[Data listing]
+ + + + +
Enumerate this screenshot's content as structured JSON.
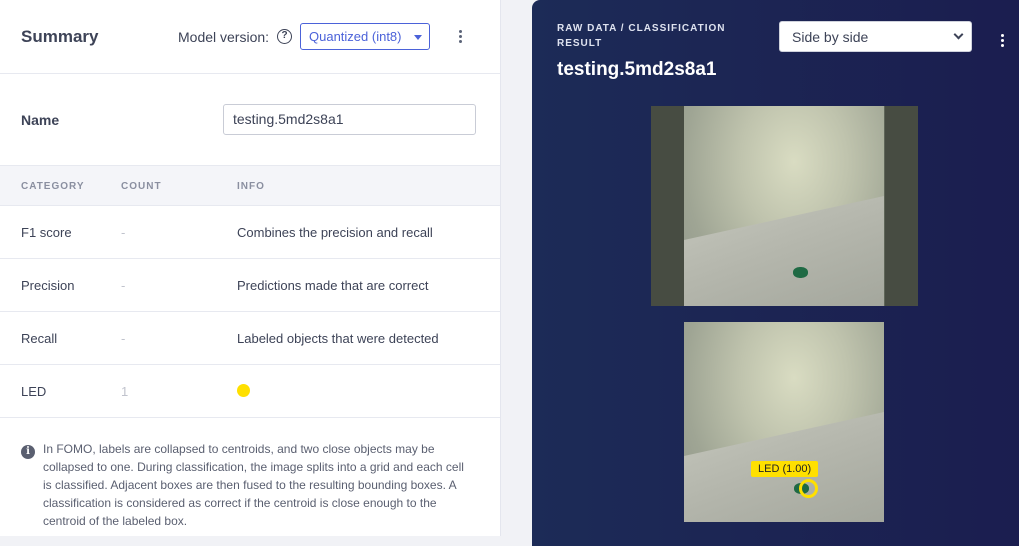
{
  "summary": {
    "title": "Summary",
    "model_version_label": "Model version:",
    "model_version_value": "Quantized (int8)"
  },
  "name": {
    "label": "Name",
    "value": "testing.5md2s8a1"
  },
  "table": {
    "headers": [
      "CATEGORY",
      "COUNT",
      "INFO"
    ],
    "rows": [
      {
        "category": "F1 score",
        "count": "-",
        "info": "Combines the precision and recall"
      },
      {
        "category": "Precision",
        "count": "-",
        "info": "Predictions made that are correct"
      },
      {
        "category": "Recall",
        "count": "-",
        "info": "Labeled objects that were detected"
      },
      {
        "category": "LED",
        "count": "1",
        "info_color": "#ffe000"
      }
    ]
  },
  "note": {
    "text": "In FOMO, labels are collapsed to centroids, and two close objects may be collapsed to one. During classification, the image splits into a grid and each cell is classified. Adjacent boxes are then fused to the resulting bounding boxes. A classification is considered as correct if the centroid is close enough to the centroid of the labeled box."
  },
  "raw_data": {
    "label": "RAW DATA / CLASSIFICATION RESULT",
    "title": "testing.5md2s8a1",
    "view_mode": "Side by side",
    "detection_label": "LED (1.00)"
  },
  "colors": {
    "accent": "#4b62d9",
    "panel": "#1c2b57",
    "detection": "#ffe000"
  }
}
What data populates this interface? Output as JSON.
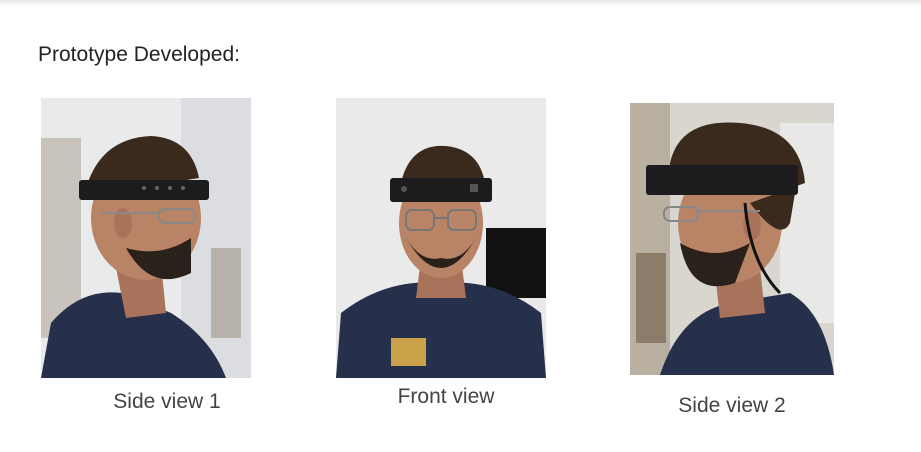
{
  "document": {
    "heading": "Prototype Developed:"
  },
  "photos": [
    {
      "caption": "Side view 1",
      "view": "left-profile"
    },
    {
      "caption": "Front view",
      "view": "front"
    },
    {
      "caption": "Side view 2",
      "view": "right-profile"
    }
  ],
  "colors": {
    "text": "#222222",
    "caption": "#444444",
    "headband": "#1c1c1e",
    "shirt": "#27304a",
    "skin": "#b98466",
    "hair": "#3a2a1e"
  }
}
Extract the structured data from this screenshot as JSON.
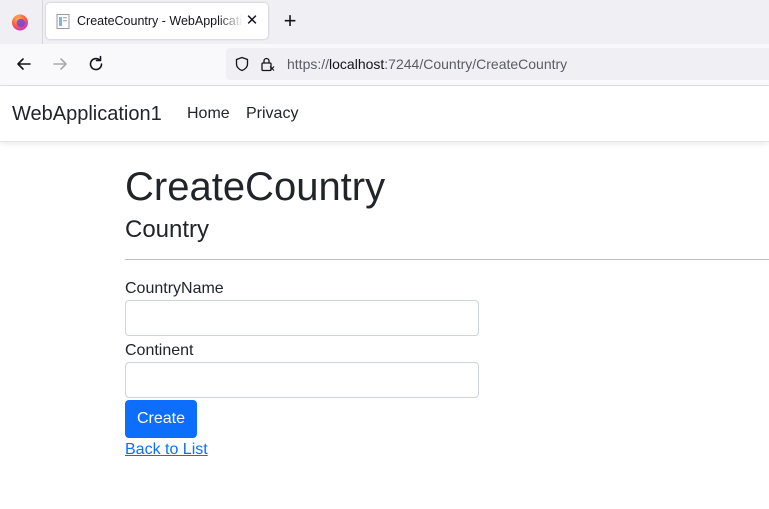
{
  "browser": {
    "tab_title": "CreateCountry - WebApplication1",
    "tab_close": "✕",
    "new_tab": "+",
    "url_scheme": "https://",
    "url_host": "localhost",
    "url_rest": ":7244/Country/CreateCountry",
    "icons": {
      "browser_logo": "firefox-icon",
      "tab_favicon": "page-icon",
      "back": "arrow-left-icon",
      "forward": "arrow-right-icon",
      "reload": "reload-icon",
      "tracking": "shield-icon",
      "security": "lock-icon"
    }
  },
  "site": {
    "brand": "WebApplication1",
    "nav": [
      "Home",
      "Privacy"
    ]
  },
  "page": {
    "title": "CreateCountry",
    "subtitle": "Country",
    "fields": [
      {
        "label": "CountryName",
        "value": "",
        "placeholder": ""
      },
      {
        "label": "Continent",
        "value": "",
        "placeholder": ""
      }
    ],
    "submit_label": "Create",
    "back_link": "Back to List"
  },
  "colors": {
    "primary": "#0d6efd",
    "text": "#212529",
    "tabstrip": "#f0f0f4",
    "toolbar": "#f9f9fb"
  }
}
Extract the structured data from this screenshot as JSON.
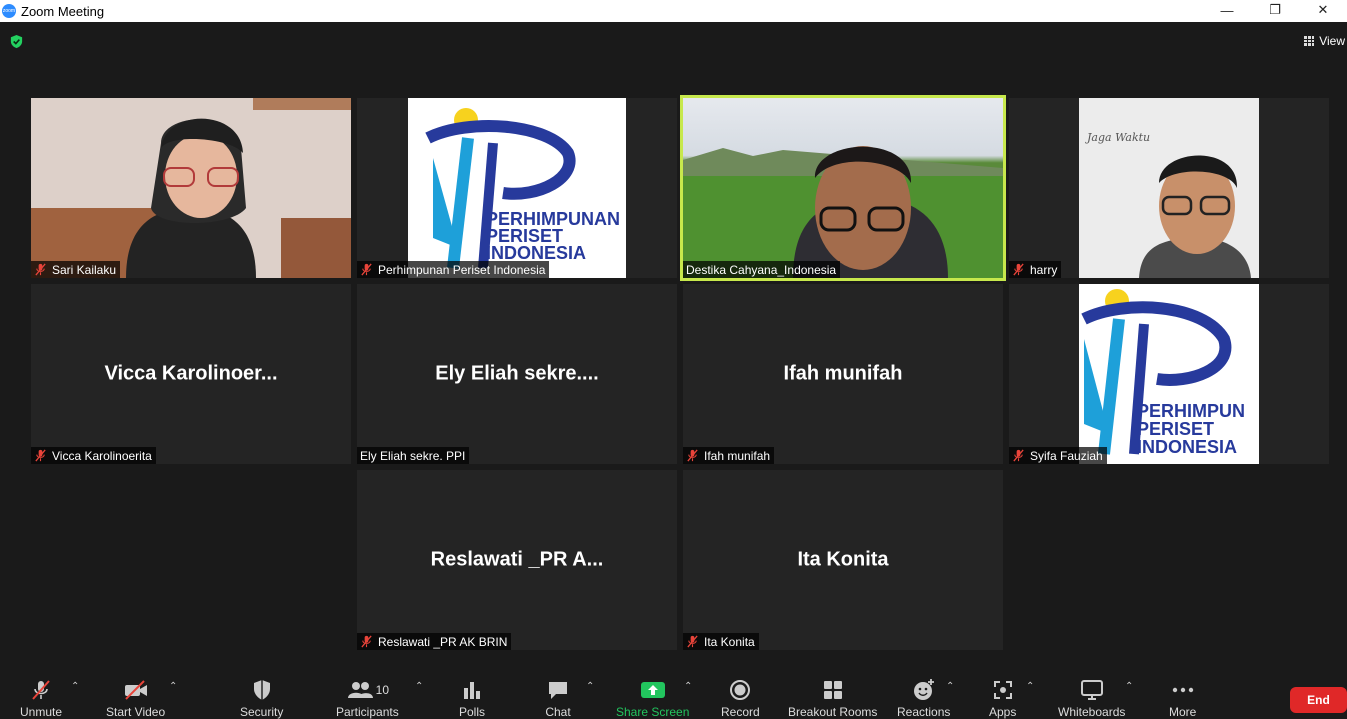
{
  "window": {
    "title": "Zoom Meeting"
  },
  "view_button": {
    "label": "View"
  },
  "tiles": [
    {
      "label": "Sari Kailaku",
      "muted": true,
      "kind": "video"
    },
    {
      "label": "Perhimpunan Periset Indonesia",
      "muted": true,
      "kind": "logo"
    },
    {
      "label": "Destika Cahyana_Indonesia",
      "muted": false,
      "kind": "video",
      "speaking": true
    },
    {
      "label": "harry",
      "muted": true,
      "kind": "video"
    },
    {
      "big_name": "Vicca  Karolinoer...",
      "label": "Vicca Karolinoerita",
      "muted": true
    },
    {
      "big_name": "Ely Eliah  sekre....",
      "label": "Ely Eliah  sekre.  PPI",
      "muted": false
    },
    {
      "big_name": "Ifah munifah",
      "label": "Ifah munifah",
      "muted": true
    },
    {
      "label": "Syifa Fauziah",
      "muted": true,
      "kind": "logo"
    },
    {
      "big_name": "Reslawati _PR A...",
      "label": "Reslawati _PR AK BRIN",
      "muted": true
    },
    {
      "big_name": "Ita Konita",
      "label": "Ita Konita",
      "muted": true
    }
  ],
  "logo": {
    "line1": "PERHIMPUNAN",
    "line2": "PERISET",
    "line3": "INDONESIA",
    "line1_short": "PERHIMPUN"
  },
  "harry_board": {
    "line1": "Jaga Waktu"
  },
  "toolbar": {
    "unmute": "Unmute",
    "start_video": "Start Video",
    "security": "Security",
    "participants": "Participants",
    "participants_count": "10",
    "polls": "Polls",
    "chat": "Chat",
    "share_screen": "Share Screen",
    "record": "Record",
    "breakout_rooms": "Breakout Rooms",
    "reactions": "Reactions",
    "apps": "Apps",
    "whiteboards": "Whiteboards",
    "more": "More",
    "end": "End"
  },
  "colors": {
    "speaking_border": "#c7e84c",
    "share_green": "#22c55e",
    "end_red": "#e02828",
    "logo_blue": "#273a9c",
    "logo_cyan": "#1ea0d9",
    "logo_sun": "#f7d21e"
  }
}
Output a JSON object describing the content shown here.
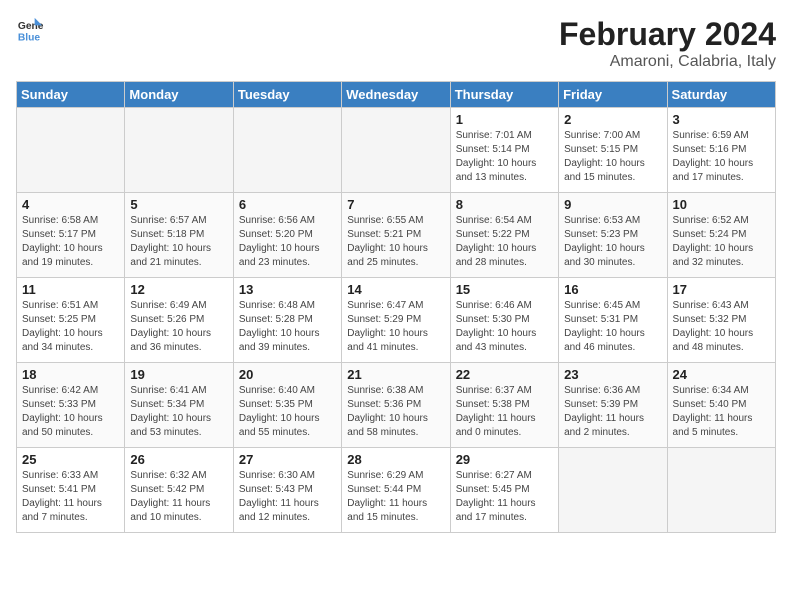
{
  "logo": {
    "line1": "General",
    "line2": "Blue"
  },
  "title": "February 2024",
  "subtitle": "Amaroni, Calabria, Italy",
  "weekdays": [
    "Sunday",
    "Monday",
    "Tuesday",
    "Wednesday",
    "Thursday",
    "Friday",
    "Saturday"
  ],
  "weeks": [
    [
      {
        "num": "",
        "info": ""
      },
      {
        "num": "",
        "info": ""
      },
      {
        "num": "",
        "info": ""
      },
      {
        "num": "",
        "info": ""
      },
      {
        "num": "1",
        "info": "Sunrise: 7:01 AM\nSunset: 5:14 PM\nDaylight: 10 hours\nand 13 minutes."
      },
      {
        "num": "2",
        "info": "Sunrise: 7:00 AM\nSunset: 5:15 PM\nDaylight: 10 hours\nand 15 minutes."
      },
      {
        "num": "3",
        "info": "Sunrise: 6:59 AM\nSunset: 5:16 PM\nDaylight: 10 hours\nand 17 minutes."
      }
    ],
    [
      {
        "num": "4",
        "info": "Sunrise: 6:58 AM\nSunset: 5:17 PM\nDaylight: 10 hours\nand 19 minutes."
      },
      {
        "num": "5",
        "info": "Sunrise: 6:57 AM\nSunset: 5:18 PM\nDaylight: 10 hours\nand 21 minutes."
      },
      {
        "num": "6",
        "info": "Sunrise: 6:56 AM\nSunset: 5:20 PM\nDaylight: 10 hours\nand 23 minutes."
      },
      {
        "num": "7",
        "info": "Sunrise: 6:55 AM\nSunset: 5:21 PM\nDaylight: 10 hours\nand 25 minutes."
      },
      {
        "num": "8",
        "info": "Sunrise: 6:54 AM\nSunset: 5:22 PM\nDaylight: 10 hours\nand 28 minutes."
      },
      {
        "num": "9",
        "info": "Sunrise: 6:53 AM\nSunset: 5:23 PM\nDaylight: 10 hours\nand 30 minutes."
      },
      {
        "num": "10",
        "info": "Sunrise: 6:52 AM\nSunset: 5:24 PM\nDaylight: 10 hours\nand 32 minutes."
      }
    ],
    [
      {
        "num": "11",
        "info": "Sunrise: 6:51 AM\nSunset: 5:25 PM\nDaylight: 10 hours\nand 34 minutes."
      },
      {
        "num": "12",
        "info": "Sunrise: 6:49 AM\nSunset: 5:26 PM\nDaylight: 10 hours\nand 36 minutes."
      },
      {
        "num": "13",
        "info": "Sunrise: 6:48 AM\nSunset: 5:28 PM\nDaylight: 10 hours\nand 39 minutes."
      },
      {
        "num": "14",
        "info": "Sunrise: 6:47 AM\nSunset: 5:29 PM\nDaylight: 10 hours\nand 41 minutes."
      },
      {
        "num": "15",
        "info": "Sunrise: 6:46 AM\nSunset: 5:30 PM\nDaylight: 10 hours\nand 43 minutes."
      },
      {
        "num": "16",
        "info": "Sunrise: 6:45 AM\nSunset: 5:31 PM\nDaylight: 10 hours\nand 46 minutes."
      },
      {
        "num": "17",
        "info": "Sunrise: 6:43 AM\nSunset: 5:32 PM\nDaylight: 10 hours\nand 48 minutes."
      }
    ],
    [
      {
        "num": "18",
        "info": "Sunrise: 6:42 AM\nSunset: 5:33 PM\nDaylight: 10 hours\nand 50 minutes."
      },
      {
        "num": "19",
        "info": "Sunrise: 6:41 AM\nSunset: 5:34 PM\nDaylight: 10 hours\nand 53 minutes."
      },
      {
        "num": "20",
        "info": "Sunrise: 6:40 AM\nSunset: 5:35 PM\nDaylight: 10 hours\nand 55 minutes."
      },
      {
        "num": "21",
        "info": "Sunrise: 6:38 AM\nSunset: 5:36 PM\nDaylight: 10 hours\nand 58 minutes."
      },
      {
        "num": "22",
        "info": "Sunrise: 6:37 AM\nSunset: 5:38 PM\nDaylight: 11 hours\nand 0 minutes."
      },
      {
        "num": "23",
        "info": "Sunrise: 6:36 AM\nSunset: 5:39 PM\nDaylight: 11 hours\nand 2 minutes."
      },
      {
        "num": "24",
        "info": "Sunrise: 6:34 AM\nSunset: 5:40 PM\nDaylight: 11 hours\nand 5 minutes."
      }
    ],
    [
      {
        "num": "25",
        "info": "Sunrise: 6:33 AM\nSunset: 5:41 PM\nDaylight: 11 hours\nand 7 minutes."
      },
      {
        "num": "26",
        "info": "Sunrise: 6:32 AM\nSunset: 5:42 PM\nDaylight: 11 hours\nand 10 minutes."
      },
      {
        "num": "27",
        "info": "Sunrise: 6:30 AM\nSunset: 5:43 PM\nDaylight: 11 hours\nand 12 minutes."
      },
      {
        "num": "28",
        "info": "Sunrise: 6:29 AM\nSunset: 5:44 PM\nDaylight: 11 hours\nand 15 minutes."
      },
      {
        "num": "29",
        "info": "Sunrise: 6:27 AM\nSunset: 5:45 PM\nDaylight: 11 hours\nand 17 minutes."
      },
      {
        "num": "",
        "info": ""
      },
      {
        "num": "",
        "info": ""
      }
    ]
  ]
}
+ + + + +
• [GOAL OF THE EXERCISE]:
Read the entries and pick out all lines that include the word "correct".

• [ANSWER]:
        "info": "Predictions made that are correct"
    "text": "In FOMO, labels are collapsed to centroids, and two close objects may be collapsed to one. During classification, the image splits into a grid and each cell is classified. Adjacent boxes are then fused to the resulting bounding boxes. A classification is considered as correct if the centroid is close enough to the centroid of the labeled box."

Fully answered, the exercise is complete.